--- start of Excerpted passage ---

# Is there a market for old DirecTV analog TIVO's?



## RBerryman (Sep 17, 2002)

Cleaned out a closet and found a
Samsung SIR-S4080R EN
Hughes HDVR2
Hughes GXCEBOT D
all were working when we pulled them out and went with the newer DirecTV system


----------



## longrider (Oct 26, 2017)

RBerryman said:


> Cleaned out a closet and found a
> Samsung SIR-S4080R EN
> Hughes HDVR2
> Hughes GXCEBOT D
> all were working when we pulled them out and went with the newer DirecTV system


I dont see any of those on the list of receivers that use MPG data which has been shut down so they all should still be usable. They will NOT be able to receive HD and you may have issues getting them activated now


----------



## wmcbrine (Aug 2, 2003)

All generations, all models of DirecTV TiVos are digital, not analog. I'd assume you were going for "standard definition", but then you list the HDVR2.


----------



## longrider (Oct 26, 2017)

--- end of Excerpted passage ---
--- start of Supplied information ---

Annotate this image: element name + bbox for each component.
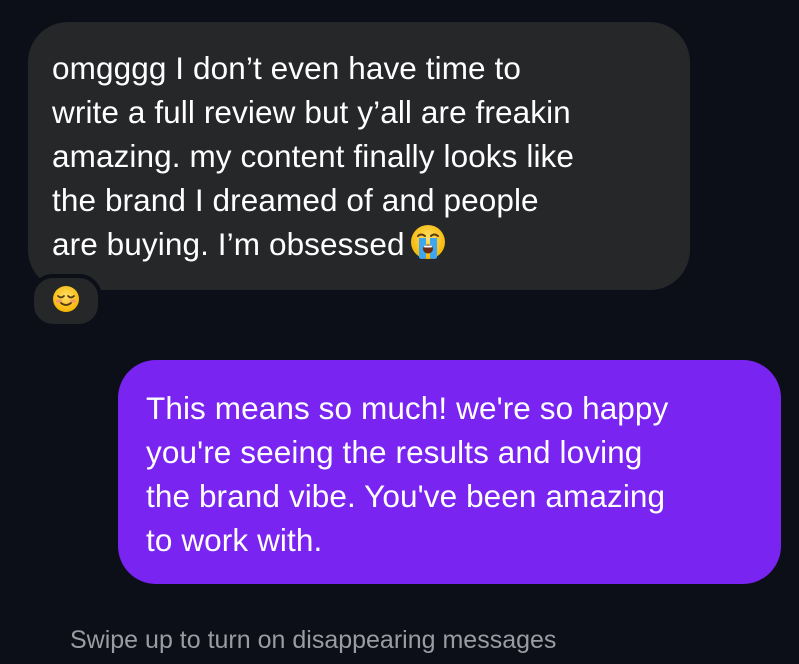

--- end of Supplied information ---

Challenge 1 => In the DirecTV TiVo thread, what does longrider say the old units will not be able to receive?
Challenge 2 => Decide whether each statement agrees with the DirecTV TiVo thread: (a) The units were working when they were taken out of service. (b) longrider found the units on the list of receivers that use MPG data. (c) wmcbrine says some DirecTV TiVo models are analog.
Only the thread itself is needed here; the data can be left aside.

Correct response 1 => They will not be able to receive HD.

Correct response 2 =>
(a) Yes: "all were working when we pulled them out"
(b) No: "I dont see any of those on the list of receivers that use MPG data"
(c) No: "All generations, all models of DirecTV TiVos are digital, not analog."